TEXT UNDER STUDY
──────────────────────────────
Fix: Open the QIF file in a text editor and change the first line. For credit cards, use !Type:CCard. For checking and savings, use !Type:Bank.
Duplicate Transactions After Reimport
Cause: QIF has no transaction IDs. The software treats every import as new data.
Fix: Manually delete the duplicates. To prevent this, consider QFX or OFX format instead — both include FITIDs that prevent duplicate imports. If you must use QIF, log which files you've already imported.
Negative Amounts Appear as Positive
Cause: The sign convention is inverted. QIF uses negative values for debits (money out) and positive for credits (money in).
Fix: Open the QIF file in a text editor and check the T lines. A rent payment should read T-1250.00, not T1250.00. PDFSub follows the standard sign convention automatically.
Special Characters Cause Import Failure
Cause: Non-ASCII characters (accented letters, non-Latin scripts) that the importing software can't parse.
──────────────────────────────
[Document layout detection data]
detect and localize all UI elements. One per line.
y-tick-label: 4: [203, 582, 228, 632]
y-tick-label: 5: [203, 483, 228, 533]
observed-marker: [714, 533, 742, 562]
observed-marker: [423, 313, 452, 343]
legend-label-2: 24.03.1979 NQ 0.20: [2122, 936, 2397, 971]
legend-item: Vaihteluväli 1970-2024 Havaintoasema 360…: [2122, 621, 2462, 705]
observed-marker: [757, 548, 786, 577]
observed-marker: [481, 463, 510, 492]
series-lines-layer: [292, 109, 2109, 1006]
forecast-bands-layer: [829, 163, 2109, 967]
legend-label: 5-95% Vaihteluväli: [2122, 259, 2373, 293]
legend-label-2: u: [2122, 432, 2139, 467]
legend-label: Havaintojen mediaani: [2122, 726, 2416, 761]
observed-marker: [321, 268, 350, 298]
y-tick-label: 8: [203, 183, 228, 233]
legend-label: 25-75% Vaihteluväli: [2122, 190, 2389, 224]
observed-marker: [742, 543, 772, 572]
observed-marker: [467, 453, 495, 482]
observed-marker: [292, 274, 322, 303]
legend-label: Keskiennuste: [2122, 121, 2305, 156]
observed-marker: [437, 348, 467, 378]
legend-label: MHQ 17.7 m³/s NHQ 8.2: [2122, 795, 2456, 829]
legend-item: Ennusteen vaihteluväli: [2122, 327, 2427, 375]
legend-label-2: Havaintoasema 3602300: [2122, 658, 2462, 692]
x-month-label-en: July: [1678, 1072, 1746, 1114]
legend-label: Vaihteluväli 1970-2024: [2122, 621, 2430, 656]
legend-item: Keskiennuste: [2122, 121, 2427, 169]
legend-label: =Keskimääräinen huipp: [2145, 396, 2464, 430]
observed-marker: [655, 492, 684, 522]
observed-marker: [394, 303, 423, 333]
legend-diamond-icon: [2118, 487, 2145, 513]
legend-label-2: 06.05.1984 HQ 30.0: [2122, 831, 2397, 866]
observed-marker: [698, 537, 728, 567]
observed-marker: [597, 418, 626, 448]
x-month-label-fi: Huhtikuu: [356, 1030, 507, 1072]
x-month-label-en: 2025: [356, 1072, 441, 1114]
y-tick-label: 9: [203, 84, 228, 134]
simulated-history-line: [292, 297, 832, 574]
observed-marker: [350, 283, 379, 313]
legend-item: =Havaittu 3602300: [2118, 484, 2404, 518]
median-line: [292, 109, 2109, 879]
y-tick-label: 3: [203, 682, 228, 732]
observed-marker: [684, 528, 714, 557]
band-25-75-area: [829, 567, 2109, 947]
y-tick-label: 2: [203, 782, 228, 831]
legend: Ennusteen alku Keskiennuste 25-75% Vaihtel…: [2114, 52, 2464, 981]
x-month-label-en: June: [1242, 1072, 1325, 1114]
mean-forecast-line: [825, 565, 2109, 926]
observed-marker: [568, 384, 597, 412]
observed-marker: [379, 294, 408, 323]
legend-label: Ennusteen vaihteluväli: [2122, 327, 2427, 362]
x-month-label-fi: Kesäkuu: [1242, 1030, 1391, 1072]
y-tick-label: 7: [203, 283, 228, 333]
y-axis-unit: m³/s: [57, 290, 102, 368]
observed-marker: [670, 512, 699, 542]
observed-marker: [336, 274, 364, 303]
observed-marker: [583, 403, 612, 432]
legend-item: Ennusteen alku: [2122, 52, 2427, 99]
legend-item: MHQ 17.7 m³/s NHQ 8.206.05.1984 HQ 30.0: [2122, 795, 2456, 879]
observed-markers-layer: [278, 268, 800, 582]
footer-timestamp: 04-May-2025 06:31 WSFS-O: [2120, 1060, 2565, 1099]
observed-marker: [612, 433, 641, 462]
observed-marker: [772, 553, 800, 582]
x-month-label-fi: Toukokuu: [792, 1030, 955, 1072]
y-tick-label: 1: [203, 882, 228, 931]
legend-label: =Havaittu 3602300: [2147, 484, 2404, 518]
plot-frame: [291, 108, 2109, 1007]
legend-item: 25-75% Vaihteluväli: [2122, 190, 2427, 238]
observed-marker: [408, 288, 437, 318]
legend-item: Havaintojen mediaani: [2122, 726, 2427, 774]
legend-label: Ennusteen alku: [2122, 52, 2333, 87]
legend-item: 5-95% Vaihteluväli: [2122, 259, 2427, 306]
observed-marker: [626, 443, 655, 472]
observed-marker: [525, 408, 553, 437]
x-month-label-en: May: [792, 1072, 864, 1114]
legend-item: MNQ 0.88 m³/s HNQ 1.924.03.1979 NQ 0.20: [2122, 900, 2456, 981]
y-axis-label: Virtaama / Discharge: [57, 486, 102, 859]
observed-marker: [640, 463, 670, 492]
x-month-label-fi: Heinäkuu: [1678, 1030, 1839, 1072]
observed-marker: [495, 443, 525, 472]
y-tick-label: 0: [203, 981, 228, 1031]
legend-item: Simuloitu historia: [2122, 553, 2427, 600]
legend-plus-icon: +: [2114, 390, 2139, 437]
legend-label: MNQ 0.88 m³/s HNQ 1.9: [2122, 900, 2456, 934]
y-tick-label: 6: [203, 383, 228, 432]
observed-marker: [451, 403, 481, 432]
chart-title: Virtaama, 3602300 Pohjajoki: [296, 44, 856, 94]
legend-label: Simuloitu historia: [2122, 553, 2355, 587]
──────────────────────────────
ASSIGNMENT 1
According to the QIF troubleshooting text, which two file formats include FITIDs that prevent duplicate imports?
ASSIGNMENT 2
List every problem heading in the QIF troubleshooting text.
ASSIGNMENT 3
Write the next part of the QIF troubleshooting text, picking up after its final line.
These rows come from a different source than the text.

RESPONSE BOX 1
QFX and OFX.

RESPONSE BOX 2
Duplicate Transactions After Reimport
Negative Amounts Appear as Positive
Special Characters Cause Import Failure

RESPONSE BOX 3
Fix: Open the QIF file in a UTF-8 text editor. Simplify or remove unusual characters in payee names and memos. PDFSub sanitizes payee names during QIF generation to avoid this issue.
Import Completes but No Transactions Appear
Cause: The transaction dates fall outside the software's current display range, or the software matched them to existing entries via heuristic duplicate detection.
Fix: Expand the date range in your transaction view to cover the QIF file's period.
Frequently Asked Questions
Can Quicken still import QIF files?
Yes. Despite deprecating QIF in 2005, every current version of Quicken for Windows and Mac still supports QIF import via File > Import > Quicken Interchange Format (.QIF) File.
What's the difference between QIF and QFX?
QIF is plain text with no transaction IDs. QFX is Intuit's branded OFX — an XML/SGML format with FITIDs for duplicate detection, account metadata, and balance information. QFX is technically superior but harder to create. Both import into Quicken.
Can I edit a QIF file manually?
Yes — this is one of QIF's advantages. Open it in any text editor. Each transaction is readable on separate lines. You can add, remove, or modify transactions before importing. Just maintain the line prefix convention and end each transaction with ^.
Does QuickBooks accept QIF files?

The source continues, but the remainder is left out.